◆ GIVEN REQUEST: Repeat exactly each line of the data provided below.

(Stored records)
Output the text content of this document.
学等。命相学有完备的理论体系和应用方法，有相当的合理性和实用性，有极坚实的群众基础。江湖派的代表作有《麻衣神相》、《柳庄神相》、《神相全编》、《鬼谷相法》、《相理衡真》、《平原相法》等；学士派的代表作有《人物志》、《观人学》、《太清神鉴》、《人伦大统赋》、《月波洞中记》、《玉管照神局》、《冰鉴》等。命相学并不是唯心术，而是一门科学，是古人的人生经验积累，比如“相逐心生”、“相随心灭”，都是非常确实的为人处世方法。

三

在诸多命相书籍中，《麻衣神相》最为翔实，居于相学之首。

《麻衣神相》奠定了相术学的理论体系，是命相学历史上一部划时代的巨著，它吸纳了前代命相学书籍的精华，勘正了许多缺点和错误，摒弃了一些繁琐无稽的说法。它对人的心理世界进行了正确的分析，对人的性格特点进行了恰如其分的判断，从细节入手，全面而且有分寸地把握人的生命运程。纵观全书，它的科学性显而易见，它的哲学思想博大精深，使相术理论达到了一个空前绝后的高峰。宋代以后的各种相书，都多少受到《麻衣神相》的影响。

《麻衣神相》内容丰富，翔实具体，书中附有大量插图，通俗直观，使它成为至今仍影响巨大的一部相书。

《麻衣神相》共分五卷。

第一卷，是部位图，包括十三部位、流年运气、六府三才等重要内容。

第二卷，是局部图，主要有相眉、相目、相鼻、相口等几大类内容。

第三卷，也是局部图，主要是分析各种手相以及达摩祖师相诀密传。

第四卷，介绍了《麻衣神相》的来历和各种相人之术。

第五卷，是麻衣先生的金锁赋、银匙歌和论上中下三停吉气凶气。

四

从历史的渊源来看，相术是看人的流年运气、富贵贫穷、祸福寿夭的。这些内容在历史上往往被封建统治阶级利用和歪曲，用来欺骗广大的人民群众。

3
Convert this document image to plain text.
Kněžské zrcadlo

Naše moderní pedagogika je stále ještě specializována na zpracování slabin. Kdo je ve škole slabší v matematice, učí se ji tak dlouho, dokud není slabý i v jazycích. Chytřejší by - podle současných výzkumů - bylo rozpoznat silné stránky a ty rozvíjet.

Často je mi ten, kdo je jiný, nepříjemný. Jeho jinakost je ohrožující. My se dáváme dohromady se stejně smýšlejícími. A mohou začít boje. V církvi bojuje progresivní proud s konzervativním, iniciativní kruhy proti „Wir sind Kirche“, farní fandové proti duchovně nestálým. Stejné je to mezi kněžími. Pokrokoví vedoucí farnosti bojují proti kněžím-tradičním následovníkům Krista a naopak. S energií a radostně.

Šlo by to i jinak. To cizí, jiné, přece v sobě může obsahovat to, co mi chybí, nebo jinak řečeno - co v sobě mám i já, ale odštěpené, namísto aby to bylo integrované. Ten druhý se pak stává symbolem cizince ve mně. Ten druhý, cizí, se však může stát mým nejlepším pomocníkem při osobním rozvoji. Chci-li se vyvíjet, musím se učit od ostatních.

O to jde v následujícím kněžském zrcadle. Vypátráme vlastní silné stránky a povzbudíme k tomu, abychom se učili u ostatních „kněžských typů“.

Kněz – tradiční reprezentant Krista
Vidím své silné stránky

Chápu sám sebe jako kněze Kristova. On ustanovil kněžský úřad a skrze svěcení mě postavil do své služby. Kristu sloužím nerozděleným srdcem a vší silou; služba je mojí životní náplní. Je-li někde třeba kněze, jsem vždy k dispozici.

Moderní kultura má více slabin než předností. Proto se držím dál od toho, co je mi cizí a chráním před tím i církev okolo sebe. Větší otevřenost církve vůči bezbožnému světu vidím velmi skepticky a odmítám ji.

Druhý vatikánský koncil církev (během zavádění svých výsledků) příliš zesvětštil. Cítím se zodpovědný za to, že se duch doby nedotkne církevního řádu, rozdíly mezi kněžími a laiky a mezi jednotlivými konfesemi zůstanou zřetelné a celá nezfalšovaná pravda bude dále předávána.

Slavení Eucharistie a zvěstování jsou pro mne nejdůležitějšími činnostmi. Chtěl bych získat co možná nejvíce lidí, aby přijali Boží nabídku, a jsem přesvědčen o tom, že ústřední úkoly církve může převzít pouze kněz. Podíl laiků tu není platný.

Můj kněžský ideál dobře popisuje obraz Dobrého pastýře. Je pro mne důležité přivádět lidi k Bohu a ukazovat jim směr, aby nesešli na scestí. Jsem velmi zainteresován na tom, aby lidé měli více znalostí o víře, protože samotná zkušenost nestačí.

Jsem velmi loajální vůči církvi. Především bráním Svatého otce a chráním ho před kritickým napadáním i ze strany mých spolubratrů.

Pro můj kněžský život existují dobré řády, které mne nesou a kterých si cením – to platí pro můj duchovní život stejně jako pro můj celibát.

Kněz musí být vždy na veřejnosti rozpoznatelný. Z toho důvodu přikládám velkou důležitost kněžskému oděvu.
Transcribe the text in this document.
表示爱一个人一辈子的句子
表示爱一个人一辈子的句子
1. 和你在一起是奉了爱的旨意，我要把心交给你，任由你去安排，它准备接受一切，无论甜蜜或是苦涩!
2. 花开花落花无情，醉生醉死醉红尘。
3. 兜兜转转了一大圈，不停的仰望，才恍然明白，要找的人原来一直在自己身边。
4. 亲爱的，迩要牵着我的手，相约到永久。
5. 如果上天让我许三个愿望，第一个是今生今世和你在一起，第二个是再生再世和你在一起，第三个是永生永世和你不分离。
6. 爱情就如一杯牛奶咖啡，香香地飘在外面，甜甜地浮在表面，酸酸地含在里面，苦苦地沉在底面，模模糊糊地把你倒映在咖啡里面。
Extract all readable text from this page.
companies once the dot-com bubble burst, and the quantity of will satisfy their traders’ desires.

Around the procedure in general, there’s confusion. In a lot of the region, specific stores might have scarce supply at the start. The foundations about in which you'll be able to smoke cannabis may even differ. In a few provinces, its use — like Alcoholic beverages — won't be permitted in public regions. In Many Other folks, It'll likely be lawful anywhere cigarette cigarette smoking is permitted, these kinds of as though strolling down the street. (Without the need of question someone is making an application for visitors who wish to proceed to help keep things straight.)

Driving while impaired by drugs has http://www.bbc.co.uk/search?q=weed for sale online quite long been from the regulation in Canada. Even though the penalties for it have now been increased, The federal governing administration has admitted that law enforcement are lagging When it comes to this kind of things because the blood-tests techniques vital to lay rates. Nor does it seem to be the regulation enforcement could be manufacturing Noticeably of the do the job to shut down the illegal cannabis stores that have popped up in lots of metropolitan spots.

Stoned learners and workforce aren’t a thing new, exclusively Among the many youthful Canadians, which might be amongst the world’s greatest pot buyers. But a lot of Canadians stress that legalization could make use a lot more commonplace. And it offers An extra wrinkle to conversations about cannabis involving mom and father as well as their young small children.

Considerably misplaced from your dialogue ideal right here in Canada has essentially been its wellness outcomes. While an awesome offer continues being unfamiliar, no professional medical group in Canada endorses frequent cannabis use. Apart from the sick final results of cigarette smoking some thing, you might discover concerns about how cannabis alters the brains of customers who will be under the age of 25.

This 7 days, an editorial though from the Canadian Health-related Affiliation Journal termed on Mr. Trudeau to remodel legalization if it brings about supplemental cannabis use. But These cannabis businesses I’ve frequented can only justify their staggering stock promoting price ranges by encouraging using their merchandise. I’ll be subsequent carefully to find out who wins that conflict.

◆ EXERCISE ANSWER:
Output the text content of this document.
学等。命相学有完备的理论体系和应用方法，有相当的合理性和实用性，有极坚实的群众基础。江湖派的代表作有《麻衣神相》、《柳庄神相》、《神相全编》、《鬼谷相法》、《相理衡真》、《平原相法》等；学士派的代表作有《人物志》、《观人学》、《太清神鉴》、《人伦大统赋》、《月波洞中记》、《玉管照神局》、《冰鉴》等。命相学并不是唯心术，而是一门科学，是古人的人生经验积累，比如“相逐心生”、“相随心灭”，都是非常确实的为人处世方法。

三

在诸多命相书籍中，《麻衣神相》最为翔实，居于相学之首。

《麻衣神相》奠定了相术学的理论体系，是命相学历史上一部划时代的巨著，它吸纳了前代命相学书籍的精华，勘正了许多缺点和错误，摒弃了一些繁琐无稽的说法。它对人的心理世界进行了正确的分析，对人的性格特点进行了恰如其分的判断，从细节入手，全面而且有分寸地把握人的生命运程。纵观全书，它的科学性显而易见，它的哲学思想博大精深，使相术理论达到了一个空前绝后的高峰。宋代以后的各种相书，都多少受到《麻衣神相》的影响。

《麻衣神相》内容丰富，翔实具体，书中附有大量插图，通俗直观，使它成为至今仍影响巨大的一部相书。

《麻衣神相》共分五卷。

第一卷，是部位图，包括十三部位、流年运气、六府三才等重要内容。

第二卷，是局部图，主要有相眉、相目、相鼻、相口等几大类内容。

第三卷，也是局部图，主要是分析各种手相以及达摩祖师相诀密传。

第四卷，介绍了《麻衣神相》的来历和各种相人之术。

第五卷，是麻衣先生的金锁赋、银匙歌和论上中下三停吉气凶气。

四

从历史的渊源来看，相术是看人的流年运气、富贵贫穷、祸福寿夭的。这些内容在历史上往往被封建统治阶级利用和歪曲，用来欺骗广大的人民群众。

3
Convert this document image to plain text.
Kněžské zrcadlo

Naše moderní pedagogika je stále ještě specializována na zpracování slabin. Kdo je ve škole slabší v matematice, učí se ji tak dlouho, dokud není slabý i v jazycích. Chytřejší by - podle současných výzkumů - bylo rozpoznat silné stránky a ty rozvíjet.

Často je mi ten, kdo je jiný, nepříjemný. Jeho jinakost je ohrožující. My se dáváme dohromady se stejně smýšlejícími. A mohou začít boje. V církvi bojuje progresivní proud s konzervativním, iniciativní kruhy proti „Wir sind Kirche“, farní fandové proti duchovně nestálým. Stejné je to mezi kněžími. Pokrokoví vedoucí farnosti bojují proti kněžím-tradičním následovníkům Krista a naopak. S energií a radostně.

Šlo by to i jinak. To cizí, jiné, přece v sobě může obsahovat to, co mi chybí, nebo jinak řečeno - co v sobě mám i já, ale odštěpené, namísto aby to bylo integrované. Ten druhý se pak stává symbolem cizince ve mně. Ten druhý, cizí, se však může stát mým nejlepším pomocníkem při osobním rozvoji. Chci-li se vyvíjet, musím se učit od ostatních.

O to jde v následujícím kněžském zrcadle. Vypátráme vlastní silné stránky a povzbudíme k tomu, abychom se učili u ostatních „kněžských typů“.

Kněz – tradiční reprezentant Krista
Vidím své silné stránky

Chápu sám sebe jako kněze Kristova. On ustanovil kněžský úřad a skrze svěcení mě postavil do své služby. Kristu sloužím nerozděleným srdcem a vší silou; služba je mojí životní náplní. Je-li někde třeba kněze, jsem vždy k dispozici.

Moderní kultura má více slabin než předností. Proto se držím dál od toho, co je mi cizí a chráním před tím i církev okolo sebe. Větší otevřenost církve vůči bezbožnému světu vidím velmi skepticky a odmítám ji.

Druhý vatikánský koncil církev (během zavádění svých výsledků) příliš zesvětštil. Cítím se zodpovědný za to, že se duch doby nedotkne církevního řádu, rozdíly mezi kněžími a laiky a mezi jednotlivými konfesemi zůstanou zřetelné a celá nezfalšovaná pravda bude dále předávána.

Slavení Eucharistie a zvěstování jsou pro mne nejdůležitějšími činnostmi. Chtěl bych získat co možná nejvíce lidí, aby přijali Boží nabídku, a jsem přesvědčen o tom, že ústřední úkoly církve může převzít pouze kněz. Podíl laiků tu není platný.

Můj kněžský ideál dobře popisuje obraz Dobrého pastýře. Je pro mne důležité přivádět lidi k Bohu a ukazovat jim směr, aby nesešli na scestí. Jsem velmi zainteresován na tom, aby lidé měli více znalostí o víře, protože samotná zkušenost nestačí.

Jsem velmi loajální vůči církvi. Především bráním Svatého otce a chráním ho před kritickým napadáním i ze strany mých spolubratrů.

Pro můj kněžský život existují dobré řády, které mne nesou a kterých si cením – to platí pro můj duchovní život stejně jako pro můj celibát.

Kněz musí být vždy na veřejnosti rozpoznatelný. Z toho důvodu přikládám velkou důležitost kněžskému oděvu.
Transcribe the text in this document.
表示爱一个人一辈子的句子
表示爱一个人一辈子的句子
1. 和你在一起是奉了爱的旨意，我要把心交给你，任由你去安排，它准备接受一切，无论甜蜜或是苦涩!
2. 花开花落花无情，醉生醉死醉红尘。
3. 兜兜转转了一大圈，不停的仰望，才恍然明白，要找的人原来一直在自己身边。
4. 亲爱的，迩要牵着我的手，相约到永久。
5. 如果上天让我许三个愿望，第一个是今生今世和你在一起，第二个是再生再世和你在一起，第三个是永生永世和你不分离。
6. 爱情就如一杯牛奶咖啡，香香地飘在外面，甜甜地浮在表面，酸酸地含在里面，苦苦地沉在底面，模模糊糊地把你倒映在咖啡里面。
Extract all readable text from this page.
companies once the dot-com bubble burst, and the quantity of will satisfy their traders’ desires.

Around the procedure in general, there’s confusion. In a lot of the region, specific stores might have scarce supply at the start. The foundations about in which you'll be able to smoke cannabis may even differ. In a few provinces, its use — like Alcoholic beverages — won't be permitted in public regions. In Many Other folks, It'll likely be lawful anywhere cigarette cigarette smoking is permitted, these kinds of as though strolling down the street. (Without the need of question someone is making an application for visitors who wish to proceed to help keep things straight.)

Driving while impaired by drugs has http://www.bbc.co.uk/search?q=weed for sale online quite long been from the regulation in Canada. Even though the penalties for it have now been increased, The federal governing administration has admitted that law enforcement are lagging When it comes to this kind of things because the blood-tests techniques vital to lay rates. Nor does it seem to be the regulation enforcement could be manufacturing Noticeably of the do the job to shut down the illegal cannabis stores that have popped up in lots of metropolitan spots.

Stoned learners and workforce aren’t a thing new, exclusively Among the many youthful Canadians, which might be amongst the world’s greatest pot buyers. But a lot of Canadians stress that legalization could make use a lot more commonplace. And it offers An extra wrinkle to conversations about cannabis involving mom and father as well as their young small children.

Considerably misplaced from your dialogue ideal right here in Canada has essentially been its wellness outcomes. While an awesome offer continues being unfamiliar, no professional medical group in Canada endorses frequent cannabis use. Apart from the sick final results of cigarette smoking some thing, you might discover concerns about how cannabis alters the brains of customers who will be under the age of 25.

This 7 days, an editorial though from the Canadian Health-related Affiliation Journal termed on Mr. Trudeau to remodel legalization if it brings about supplemental cannabis use. But These cannabis businesses I’ve frequented can only justify their staggering stock promoting price ranges by encouraging using their merchandise. I’ll be subsequent carefully to find out who wins that conflict.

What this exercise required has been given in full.